List each line in which the string "open" appears.

▶ [MATERIAL FOR THIS EXERCISE]
== == ==
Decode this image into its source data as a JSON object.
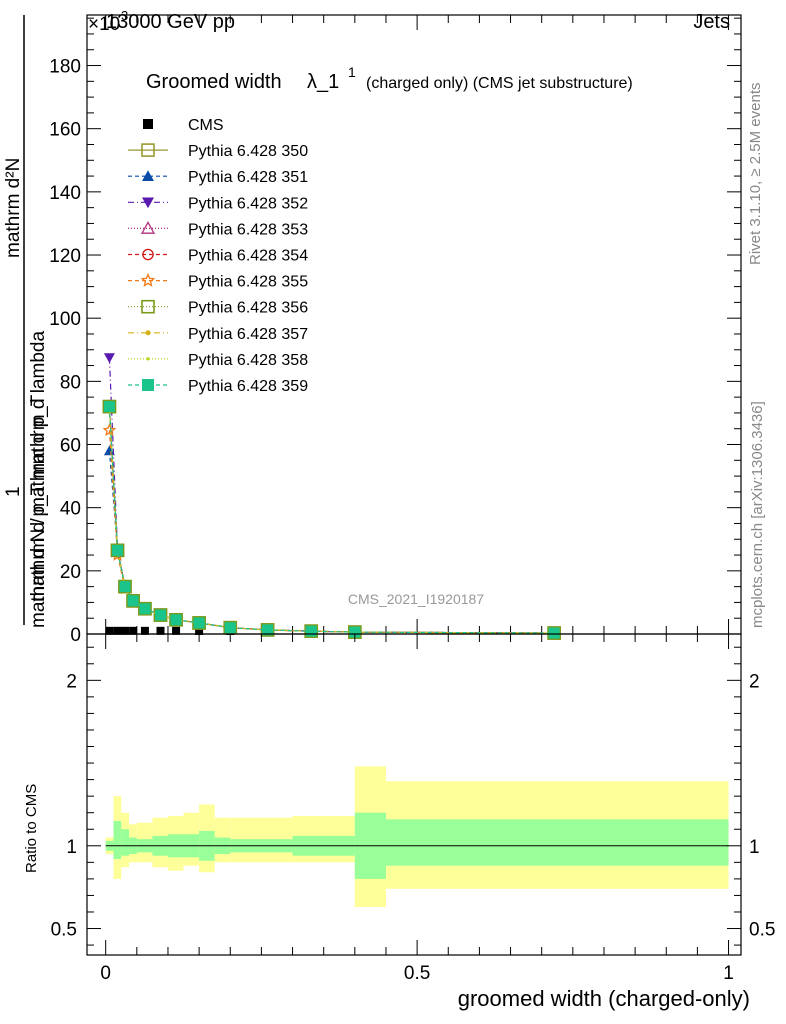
{
  "header": {
    "energy_label": "13000 GeV pp",
    "exponent_label": "×10",
    "exponent_power": "3",
    "process_label": "Jets",
    "side_label_top": "Rivet 3.1.10, ≥ 2.5M events",
    "side_label_bottom": "mcplots.cern.ch [arXiv:1306.3436]",
    "analysis_id": "CMS_2021_I1920187"
  },
  "colors": {
    "cms": "#000000",
    "ratio_band_inner": "#99ff99",
    "ratio_band_outer": "#ffff99"
  },
  "chart_data": [
    {
      "type": "line",
      "title": "Groomed width λ_1¹ (charged only) (CMS jet substructure)",
      "title_main": "Groomed width",
      "title_lambda": "λ_1",
      "title_sup": "1",
      "title_rest": "(charged only) (CMS jet substructure)",
      "ylabel_numerator": "mathrm d²N",
      "ylabel_middle": "mathrm d p_T mathrm d lambda",
      "ylabel_one": "1",
      "ylabel_denominator": "mathrm d N / mathrm d p_T",
      "xlabel": "groomed width (charged-only)",
      "xlim": [
        -0.03,
        1.02
      ],
      "ylim": [
        0,
        196
      ],
      "y_scale_factor": 1000,
      "yticks": [
        0,
        20,
        40,
        60,
        80,
        100,
        120,
        140,
        160,
        180
      ],
      "xticks": [
        0,
        0.5,
        1
      ],
      "xtick_labels": [
        "0",
        "0.5",
        "1"
      ],
      "grid": false,
      "legend_position": "top-left",
      "cms_bins": [
        0.0,
        0.0125,
        0.025,
        0.0375,
        0.05,
        0.075,
        0.1,
        0.15,
        0.2,
        0.25,
        0.3,
        0.4,
        0.45,
        1.0
      ],
      "cms_values": [
        1.0,
        1.0,
        1.0,
        1.0,
        1.0,
        1.0,
        1.0,
        0.5,
        0.5,
        0.3,
        0.2,
        0.1,
        0.05
      ],
      "x": [
        0.006,
        0.019,
        0.031,
        0.044,
        0.063,
        0.088,
        0.113,
        0.15,
        0.2,
        0.26,
        0.33,
        0.4,
        0.72
      ],
      "series": [
        {
          "name": "CMS",
          "values": [
            1.0,
            1.0,
            1.0,
            1.0,
            1.0,
            1.0,
            1.0,
            0.5,
            0.5,
            0.3,
            0.2,
            0.1,
            0.05
          ],
          "color": "#000000",
          "marker": "square-filled",
          "dash": "none"
        },
        {
          "name": "Pythia 6.428 350",
          "values": [
            72,
            26.5,
            15,
            10.5,
            8,
            6,
            4.5,
            3.5,
            2,
            1.3,
            0.9,
            0.6,
            0.3
          ],
          "color": "#999933",
          "marker": "square-open",
          "dash": "none"
        },
        {
          "name": "Pythia 6.428 351",
          "values": [
            58,
            27,
            15,
            10.5,
            8,
            6,
            4.5,
            3.5,
            2,
            1.3,
            0.9,
            0.6,
            0.3
          ],
          "color": "#0b4ba8",
          "marker": "triangle-up-filled",
          "dash": "4,3"
        },
        {
          "name": "Pythia 6.428 352",
          "values": [
            87.5,
            27,
            15,
            10.5,
            8,
            6,
            4.5,
            3.5,
            2,
            1.3,
            0.9,
            0.6,
            0.3
          ],
          "color": "#5a1ab0",
          "marker": "triangle-down-filled",
          "dash": "6,3,1,3"
        },
        {
          "name": "Pythia 6.428 353",
          "values": [
            72,
            26.5,
            15,
            10.5,
            8,
            6,
            4.5,
            3.5,
            2,
            1.3,
            0.9,
            0.6,
            0.3
          ],
          "color": "#b0307a",
          "marker": "triangle-up-open",
          "dash": "1,2"
        },
        {
          "name": "Pythia 6.428 354",
          "values": [
            72,
            26.5,
            15,
            10.5,
            8,
            6,
            4.5,
            3.5,
            2,
            1.3,
            0.9,
            0.6,
            0.3
          ],
          "color": "#d11a1a",
          "marker": "circle-open",
          "dash": "4,3"
        },
        {
          "name": "Pythia 6.428 355",
          "values": [
            64.5,
            25,
            14.5,
            10,
            8,
            6,
            4.5,
            3.5,
            2,
            1.3,
            0.9,
            0.6,
            0.3
          ],
          "color": "#f07a1a",
          "marker": "star-open",
          "dash": "4,3"
        },
        {
          "name": "Pythia 6.428 356",
          "values": [
            72,
            26.5,
            15,
            10.5,
            8,
            6,
            4.5,
            3.5,
            2,
            1.3,
            0.9,
            0.6,
            0.3
          ],
          "color": "#7a9a1a",
          "marker": "square-open",
          "dash": "1,2"
        },
        {
          "name": "Pythia 6.428 357",
          "values": [
            72,
            26.5,
            15,
            10.5,
            8,
            6,
            4.5,
            3.5,
            2,
            1.3,
            0.9,
            0.6,
            0.3
          ],
          "color": "#d6b21a",
          "marker": "dot",
          "dash": "6,3,1,3"
        },
        {
          "name": "Pythia 6.428 358",
          "values": [
            72,
            26.5,
            15,
            10.5,
            8,
            6,
            4.5,
            3.5,
            2,
            1.3,
            0.9,
            0.6,
            0.3
          ],
          "color": "#b8d61a",
          "marker": "dot-small",
          "dash": "1,2"
        },
        {
          "name": "Pythia 6.428 359",
          "values": [
            72,
            26.5,
            15,
            10.5,
            8,
            6,
            4.5,
            3.5,
            2,
            1.3,
            0.9,
            0.6,
            0.3
          ],
          "color": "#1ac48a",
          "marker": "square-filled",
          "dash": "4,3"
        }
      ]
    },
    {
      "type": "area",
      "ylabel": "Ratio to CMS",
      "xlim": [
        -0.03,
        1.02
      ],
      "ylim": [
        0.34,
        2.28
      ],
      "yticks": [
        0.5,
        1,
        2
      ],
      "ytick_labels": [
        "0.5",
        "1",
        "2"
      ],
      "reference_line": 1,
      "bins": [
        0.0,
        0.0125,
        0.025,
        0.0375,
        0.05,
        0.075,
        0.1,
        0.125,
        0.15,
        0.175,
        0.2,
        0.3,
        0.4,
        0.45,
        1.0
      ],
      "inner_band": {
        "upper": [
          1.03,
          1.15,
          1.1,
          1.05,
          1.04,
          1.06,
          1.07,
          1.07,
          1.09,
          1.05,
          1.04,
          1.06,
          1.2,
          1.16
        ],
        "lower": [
          0.97,
          0.92,
          0.94,
          0.95,
          0.96,
          0.94,
          0.93,
          0.93,
          0.91,
          0.95,
          0.96,
          0.94,
          0.8,
          0.88
        ]
      },
      "outer_band": {
        "upper": [
          1.05,
          1.3,
          1.2,
          1.13,
          1.14,
          1.17,
          1.18,
          1.2,
          1.25,
          1.17,
          1.17,
          1.18,
          1.48,
          1.39
        ],
        "lower": [
          0.95,
          0.8,
          0.87,
          0.9,
          0.9,
          0.87,
          0.85,
          0.88,
          0.84,
          0.9,
          0.9,
          0.9,
          0.63,
          0.74
        ]
      }
    }
  ]
}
== == ==
▶ [THE COMPLETED TASK]
          "marker": "square-open",
          "marker": "triangle-up-open",
          "marker": "circle-open",
          "marker": "star-open",
          "marker": "square-open",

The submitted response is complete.